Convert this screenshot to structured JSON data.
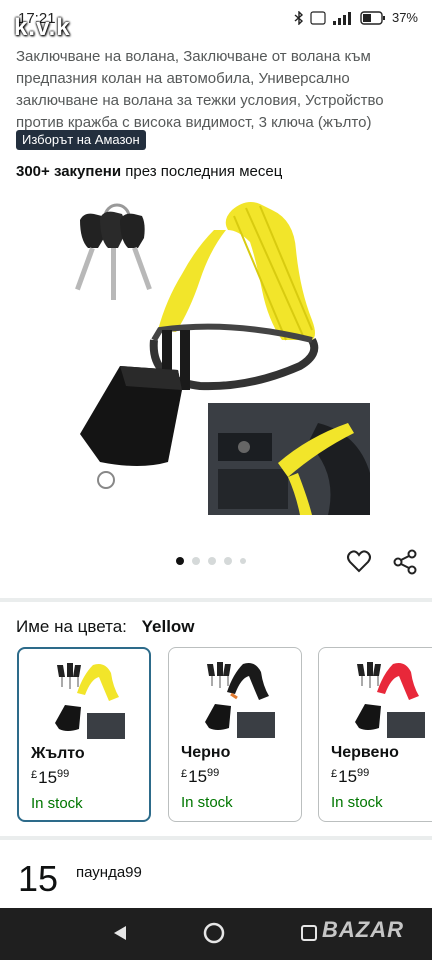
{
  "status_bar": {
    "time": "17:21",
    "overlay_text": "k.v.k",
    "battery": "37%"
  },
  "product": {
    "title": "Заключване на волана, Заключване от волана към предпазния колан на автомобила, Универсално заключване на волана за тежки условия, Устройство против кражба с висока видимост, 3 ключа (жълто)",
    "choice_badge": "Изборът на Амазон",
    "bought_count": "300+ закупени",
    "bought_suffix": "през последния месец"
  },
  "carousel": {
    "total": 5,
    "active": 0
  },
  "color": {
    "label": "Име на цвета:",
    "selected": "Yellow",
    "options": [
      {
        "name": "Жълто",
        "currency": "£",
        "price_whole": "15",
        "price_fraction": "99",
        "stock": "In stock",
        "strap_color": "#f2e52a"
      },
      {
        "name": "Черно",
        "currency": "£",
        "price_whole": "15",
        "price_fraction": "99",
        "stock": "In stock",
        "strap_color": "#1a1a1a"
      },
      {
        "name": "Червено",
        "currency": "£",
        "price_whole": "15",
        "price_fraction": "99",
        "stock": "In stock",
        "strap_color": "#e8283a"
      }
    ]
  },
  "price": {
    "whole": "15",
    "unit_fraction": "паунда99"
  },
  "watermark": "BAZAR",
  "colors": {
    "accent": "#2d6b8a",
    "stock": "#007600",
    "badge": "#232f3e",
    "strap": "#f2e52a"
  },
  "icons": [
    "heart-icon",
    "share-icon",
    "back-icon",
    "home-icon",
    "recent-apps-icon",
    "wifi-icon",
    "signal-icon",
    "battery-icon",
    "bluetooth-icon"
  ]
}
====
**Do this:** Leaving aside the images, write out the entries above word for word.

**Exercise answer:**
Convert this screenshot to structured JSON data.
{
  "status_bar": {
    "time": "17:21",
    "overlay_text": "k.v.k",
    "battery": "37%"
  },
  "product": {
    "title": "Заключване на волана, Заключване от волана към предпазния колан на автомобила, Универсално заключване на волана за тежки условия, Устройство против кражба с висока видимост, 3 ключа (жълто)",
    "choice_badge": "Изборът на Амазон",
    "bought_count": "300+ закупени",
    "bought_suffix": "през последния месец"
  },
  "carousel": {
    "total": 5,
    "active": 0
  },
  "color": {
    "label": "Име на цвета:",
    "selected": "Yellow",
    "options": [
      {
        "name": "Жълто",
        "currency": "£",
        "price_whole": "15",
        "price_fraction": "99",
        "stock": "In stock",
        "strap_color": "#f2e52a"
      },
      {
        "name": "Черно",
        "currency": "£",
        "price_whole": "15",
        "price_fraction": "99",
        "stock": "In stock",
        "strap_color": "#1a1a1a"
      },
      {
        "name": "Червено",
        "currency": "£",
        "price_whole": "15",
        "price_fraction": "99",
        "stock": "In stock",
        "strap_color": "#e8283a"
      }
    ]
  },
  "price": {
    "whole": "15",
    "unit_fraction": "паунда99"
  },
  "watermark": "BAZAR",
  "colors": {
    "accent": "#2d6b8a",
    "stock": "#007600",
    "badge": "#232f3e",
    "strap": "#f2e52a"
  },
  "icons": [
    "heart-icon",
    "share-icon",
    "back-icon",
    "home-icon",
    "recent-apps-icon",
    "wifi-icon",
    "signal-icon",
    "battery-icon",
    "bluetooth-icon"
  ]
}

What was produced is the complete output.